- REQUEST -
In the listing below, find every line containing "Smoothed" and copy it out.

· · · ·

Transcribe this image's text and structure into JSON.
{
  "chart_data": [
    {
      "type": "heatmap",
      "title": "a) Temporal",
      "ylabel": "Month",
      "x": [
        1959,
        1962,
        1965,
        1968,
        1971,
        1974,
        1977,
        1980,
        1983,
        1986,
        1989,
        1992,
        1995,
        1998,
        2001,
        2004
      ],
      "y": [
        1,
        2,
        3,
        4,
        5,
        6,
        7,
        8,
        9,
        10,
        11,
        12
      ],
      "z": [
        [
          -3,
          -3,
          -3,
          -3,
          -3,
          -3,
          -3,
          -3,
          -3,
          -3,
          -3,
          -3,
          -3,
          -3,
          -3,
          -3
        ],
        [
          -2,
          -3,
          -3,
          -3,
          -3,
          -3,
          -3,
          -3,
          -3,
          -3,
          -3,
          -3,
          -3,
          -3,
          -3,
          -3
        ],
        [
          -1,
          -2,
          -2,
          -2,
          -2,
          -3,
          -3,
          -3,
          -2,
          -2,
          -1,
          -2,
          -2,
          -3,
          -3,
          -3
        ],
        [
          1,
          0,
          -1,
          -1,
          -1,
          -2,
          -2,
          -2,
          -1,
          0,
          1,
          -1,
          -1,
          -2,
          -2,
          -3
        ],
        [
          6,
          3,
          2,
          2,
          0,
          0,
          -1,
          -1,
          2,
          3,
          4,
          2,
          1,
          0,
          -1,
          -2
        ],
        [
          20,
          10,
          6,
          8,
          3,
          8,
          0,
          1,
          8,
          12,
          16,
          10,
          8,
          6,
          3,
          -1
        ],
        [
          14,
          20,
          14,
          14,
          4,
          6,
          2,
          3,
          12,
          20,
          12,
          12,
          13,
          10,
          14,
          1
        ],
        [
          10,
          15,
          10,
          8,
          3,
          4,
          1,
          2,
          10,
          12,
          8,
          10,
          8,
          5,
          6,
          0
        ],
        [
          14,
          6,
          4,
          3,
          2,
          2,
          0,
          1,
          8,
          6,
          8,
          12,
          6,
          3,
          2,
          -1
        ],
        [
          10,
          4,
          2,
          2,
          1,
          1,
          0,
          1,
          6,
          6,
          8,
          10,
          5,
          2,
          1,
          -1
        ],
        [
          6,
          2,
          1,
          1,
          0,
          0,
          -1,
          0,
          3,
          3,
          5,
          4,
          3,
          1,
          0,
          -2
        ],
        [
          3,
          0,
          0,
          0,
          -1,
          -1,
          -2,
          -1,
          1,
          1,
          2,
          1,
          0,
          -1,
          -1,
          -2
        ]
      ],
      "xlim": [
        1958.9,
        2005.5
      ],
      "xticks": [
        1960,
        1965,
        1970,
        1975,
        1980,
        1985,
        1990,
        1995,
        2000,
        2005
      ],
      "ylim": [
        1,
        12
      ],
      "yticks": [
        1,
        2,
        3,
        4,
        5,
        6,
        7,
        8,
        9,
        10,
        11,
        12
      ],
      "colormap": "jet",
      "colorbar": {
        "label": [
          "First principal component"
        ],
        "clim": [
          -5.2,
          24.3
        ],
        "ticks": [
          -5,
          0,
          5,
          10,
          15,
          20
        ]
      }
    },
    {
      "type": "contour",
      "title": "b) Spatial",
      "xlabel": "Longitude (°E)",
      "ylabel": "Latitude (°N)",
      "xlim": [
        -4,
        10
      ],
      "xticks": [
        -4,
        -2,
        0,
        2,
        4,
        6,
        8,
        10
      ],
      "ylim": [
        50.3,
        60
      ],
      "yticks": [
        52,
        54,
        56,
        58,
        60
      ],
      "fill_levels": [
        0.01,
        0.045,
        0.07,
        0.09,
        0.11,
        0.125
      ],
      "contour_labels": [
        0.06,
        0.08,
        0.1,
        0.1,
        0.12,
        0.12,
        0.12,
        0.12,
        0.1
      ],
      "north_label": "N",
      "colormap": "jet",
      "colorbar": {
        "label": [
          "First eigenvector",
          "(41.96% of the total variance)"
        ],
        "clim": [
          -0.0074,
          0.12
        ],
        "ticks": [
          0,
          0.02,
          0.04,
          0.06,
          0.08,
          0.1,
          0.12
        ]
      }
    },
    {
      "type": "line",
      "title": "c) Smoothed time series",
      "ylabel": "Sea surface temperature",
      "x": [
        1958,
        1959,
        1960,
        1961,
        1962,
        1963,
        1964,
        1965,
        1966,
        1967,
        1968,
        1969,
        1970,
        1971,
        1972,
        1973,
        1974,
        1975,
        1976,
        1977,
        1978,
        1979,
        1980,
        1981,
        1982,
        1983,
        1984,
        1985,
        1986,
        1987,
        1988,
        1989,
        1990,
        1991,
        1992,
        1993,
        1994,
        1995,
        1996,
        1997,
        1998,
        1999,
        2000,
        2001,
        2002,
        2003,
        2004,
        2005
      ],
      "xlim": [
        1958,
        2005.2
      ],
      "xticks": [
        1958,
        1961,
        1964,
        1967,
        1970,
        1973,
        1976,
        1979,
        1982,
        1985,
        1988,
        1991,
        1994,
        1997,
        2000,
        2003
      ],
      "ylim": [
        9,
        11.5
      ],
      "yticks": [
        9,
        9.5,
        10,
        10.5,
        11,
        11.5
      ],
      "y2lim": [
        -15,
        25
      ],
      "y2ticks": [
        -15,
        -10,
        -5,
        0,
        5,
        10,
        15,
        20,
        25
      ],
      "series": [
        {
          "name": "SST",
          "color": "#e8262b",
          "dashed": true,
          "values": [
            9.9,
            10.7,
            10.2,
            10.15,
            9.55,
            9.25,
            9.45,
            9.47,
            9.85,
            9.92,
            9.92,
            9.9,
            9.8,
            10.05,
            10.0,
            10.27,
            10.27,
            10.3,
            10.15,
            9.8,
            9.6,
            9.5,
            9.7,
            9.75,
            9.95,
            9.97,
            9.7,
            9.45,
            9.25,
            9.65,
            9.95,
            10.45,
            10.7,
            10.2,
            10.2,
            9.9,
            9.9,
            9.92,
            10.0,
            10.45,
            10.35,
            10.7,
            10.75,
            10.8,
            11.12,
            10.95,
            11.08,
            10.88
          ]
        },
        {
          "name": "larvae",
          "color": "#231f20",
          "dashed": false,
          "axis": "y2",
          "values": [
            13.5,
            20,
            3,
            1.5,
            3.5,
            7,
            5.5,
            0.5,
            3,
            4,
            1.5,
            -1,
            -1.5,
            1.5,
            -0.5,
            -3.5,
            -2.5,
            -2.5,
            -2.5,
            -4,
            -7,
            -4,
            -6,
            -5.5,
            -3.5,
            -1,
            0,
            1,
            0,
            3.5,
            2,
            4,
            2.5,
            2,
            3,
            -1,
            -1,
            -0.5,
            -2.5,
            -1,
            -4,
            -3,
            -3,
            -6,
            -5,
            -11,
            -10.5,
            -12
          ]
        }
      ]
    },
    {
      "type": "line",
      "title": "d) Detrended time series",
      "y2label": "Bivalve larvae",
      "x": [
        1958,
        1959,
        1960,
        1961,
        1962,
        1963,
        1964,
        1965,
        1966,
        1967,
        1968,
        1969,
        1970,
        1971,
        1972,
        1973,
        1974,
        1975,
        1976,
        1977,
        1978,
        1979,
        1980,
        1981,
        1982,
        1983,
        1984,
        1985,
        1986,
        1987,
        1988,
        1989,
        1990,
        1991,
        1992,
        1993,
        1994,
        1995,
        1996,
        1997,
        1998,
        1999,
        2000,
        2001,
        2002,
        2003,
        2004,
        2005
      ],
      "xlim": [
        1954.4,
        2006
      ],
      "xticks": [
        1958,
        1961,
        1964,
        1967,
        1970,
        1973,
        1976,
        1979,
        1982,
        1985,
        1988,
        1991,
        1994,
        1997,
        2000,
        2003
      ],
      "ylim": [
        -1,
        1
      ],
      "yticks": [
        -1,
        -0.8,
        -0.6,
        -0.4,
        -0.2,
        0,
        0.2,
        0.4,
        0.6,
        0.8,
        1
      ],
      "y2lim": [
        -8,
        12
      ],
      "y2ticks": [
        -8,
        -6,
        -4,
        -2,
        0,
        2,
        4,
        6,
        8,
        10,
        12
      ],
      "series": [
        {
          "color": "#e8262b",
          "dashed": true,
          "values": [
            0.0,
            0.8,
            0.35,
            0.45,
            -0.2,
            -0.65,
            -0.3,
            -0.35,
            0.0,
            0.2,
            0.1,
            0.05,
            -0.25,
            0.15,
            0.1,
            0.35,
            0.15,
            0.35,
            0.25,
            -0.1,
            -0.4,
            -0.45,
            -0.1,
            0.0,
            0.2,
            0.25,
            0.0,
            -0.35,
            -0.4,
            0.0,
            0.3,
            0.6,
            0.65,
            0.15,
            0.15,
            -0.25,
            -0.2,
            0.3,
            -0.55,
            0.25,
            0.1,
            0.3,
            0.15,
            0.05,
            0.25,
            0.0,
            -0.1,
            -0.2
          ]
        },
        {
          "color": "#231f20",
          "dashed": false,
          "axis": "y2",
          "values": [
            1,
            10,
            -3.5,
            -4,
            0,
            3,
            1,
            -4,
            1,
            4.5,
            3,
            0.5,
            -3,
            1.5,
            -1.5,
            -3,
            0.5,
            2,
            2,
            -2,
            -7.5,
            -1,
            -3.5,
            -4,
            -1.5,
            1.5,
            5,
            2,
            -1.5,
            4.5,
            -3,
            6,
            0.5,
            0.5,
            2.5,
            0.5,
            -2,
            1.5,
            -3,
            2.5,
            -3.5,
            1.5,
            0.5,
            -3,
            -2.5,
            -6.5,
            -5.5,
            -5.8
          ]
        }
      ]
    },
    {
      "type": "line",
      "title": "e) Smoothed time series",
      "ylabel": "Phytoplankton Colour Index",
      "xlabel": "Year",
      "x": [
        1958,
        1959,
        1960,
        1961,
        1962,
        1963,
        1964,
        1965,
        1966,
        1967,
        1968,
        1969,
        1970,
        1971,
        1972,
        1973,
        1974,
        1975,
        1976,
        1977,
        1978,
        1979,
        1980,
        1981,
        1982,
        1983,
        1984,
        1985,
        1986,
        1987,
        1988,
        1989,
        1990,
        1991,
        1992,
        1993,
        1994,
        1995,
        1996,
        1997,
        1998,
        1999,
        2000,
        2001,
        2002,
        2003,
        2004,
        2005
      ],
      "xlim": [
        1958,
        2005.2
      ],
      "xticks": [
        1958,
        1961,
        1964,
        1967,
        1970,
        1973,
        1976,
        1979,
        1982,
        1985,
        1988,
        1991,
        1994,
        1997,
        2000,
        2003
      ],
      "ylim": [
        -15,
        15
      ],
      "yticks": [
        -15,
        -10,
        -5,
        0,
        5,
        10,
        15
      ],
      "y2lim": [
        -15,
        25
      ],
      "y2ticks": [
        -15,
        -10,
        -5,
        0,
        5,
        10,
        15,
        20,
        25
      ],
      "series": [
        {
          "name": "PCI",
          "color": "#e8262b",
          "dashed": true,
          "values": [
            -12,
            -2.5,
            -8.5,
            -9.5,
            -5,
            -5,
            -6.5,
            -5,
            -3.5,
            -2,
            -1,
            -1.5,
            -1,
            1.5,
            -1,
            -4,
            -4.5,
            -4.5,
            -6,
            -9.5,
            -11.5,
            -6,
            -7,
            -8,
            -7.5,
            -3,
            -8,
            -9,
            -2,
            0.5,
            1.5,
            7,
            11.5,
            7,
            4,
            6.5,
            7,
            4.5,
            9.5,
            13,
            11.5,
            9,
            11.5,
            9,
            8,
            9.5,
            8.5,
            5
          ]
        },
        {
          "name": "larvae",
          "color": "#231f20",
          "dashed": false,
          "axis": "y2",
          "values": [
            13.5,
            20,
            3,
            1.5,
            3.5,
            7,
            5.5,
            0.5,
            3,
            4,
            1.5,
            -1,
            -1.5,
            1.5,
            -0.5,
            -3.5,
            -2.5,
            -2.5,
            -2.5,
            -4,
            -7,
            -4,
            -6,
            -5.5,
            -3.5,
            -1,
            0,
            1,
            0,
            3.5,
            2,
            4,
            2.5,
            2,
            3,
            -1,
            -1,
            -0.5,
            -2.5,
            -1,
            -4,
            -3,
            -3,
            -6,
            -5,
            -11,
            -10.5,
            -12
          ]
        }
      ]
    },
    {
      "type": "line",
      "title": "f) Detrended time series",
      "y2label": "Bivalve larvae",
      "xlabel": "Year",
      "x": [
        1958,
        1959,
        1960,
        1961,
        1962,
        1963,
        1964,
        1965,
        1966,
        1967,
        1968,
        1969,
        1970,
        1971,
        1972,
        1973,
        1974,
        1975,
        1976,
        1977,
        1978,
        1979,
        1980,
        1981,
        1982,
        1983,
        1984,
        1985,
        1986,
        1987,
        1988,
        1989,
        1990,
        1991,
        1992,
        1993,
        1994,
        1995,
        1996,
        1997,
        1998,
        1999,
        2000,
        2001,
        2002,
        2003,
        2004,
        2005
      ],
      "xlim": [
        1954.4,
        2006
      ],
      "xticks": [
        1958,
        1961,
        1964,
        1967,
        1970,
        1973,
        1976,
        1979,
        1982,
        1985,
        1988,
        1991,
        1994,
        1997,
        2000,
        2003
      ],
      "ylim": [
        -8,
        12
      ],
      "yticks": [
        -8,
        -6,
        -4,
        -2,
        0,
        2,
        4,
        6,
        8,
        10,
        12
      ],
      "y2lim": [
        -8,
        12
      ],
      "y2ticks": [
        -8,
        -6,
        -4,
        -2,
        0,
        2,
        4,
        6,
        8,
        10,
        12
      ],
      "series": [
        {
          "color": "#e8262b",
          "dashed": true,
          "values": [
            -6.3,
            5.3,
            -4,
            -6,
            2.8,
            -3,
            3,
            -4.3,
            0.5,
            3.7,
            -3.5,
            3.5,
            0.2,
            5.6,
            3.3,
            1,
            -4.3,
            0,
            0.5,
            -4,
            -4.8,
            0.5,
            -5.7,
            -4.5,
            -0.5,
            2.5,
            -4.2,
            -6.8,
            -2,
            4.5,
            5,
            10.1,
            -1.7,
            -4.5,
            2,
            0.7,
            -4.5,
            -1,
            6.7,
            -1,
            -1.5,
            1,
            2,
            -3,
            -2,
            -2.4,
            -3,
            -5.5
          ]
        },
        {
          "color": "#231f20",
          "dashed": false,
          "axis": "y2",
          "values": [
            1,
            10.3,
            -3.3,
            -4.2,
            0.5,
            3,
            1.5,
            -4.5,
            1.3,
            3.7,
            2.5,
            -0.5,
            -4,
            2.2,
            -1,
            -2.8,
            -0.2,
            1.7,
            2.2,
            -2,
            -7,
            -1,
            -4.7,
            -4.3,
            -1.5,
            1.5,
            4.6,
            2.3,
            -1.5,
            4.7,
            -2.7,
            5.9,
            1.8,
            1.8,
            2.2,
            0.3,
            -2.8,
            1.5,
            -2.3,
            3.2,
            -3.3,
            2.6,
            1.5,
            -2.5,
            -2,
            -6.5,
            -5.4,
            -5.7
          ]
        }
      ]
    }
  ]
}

· · · ·

- TASK OUTPUT -
      "title": "c) Smoothed time series",
      "title": "e) Smoothed time series",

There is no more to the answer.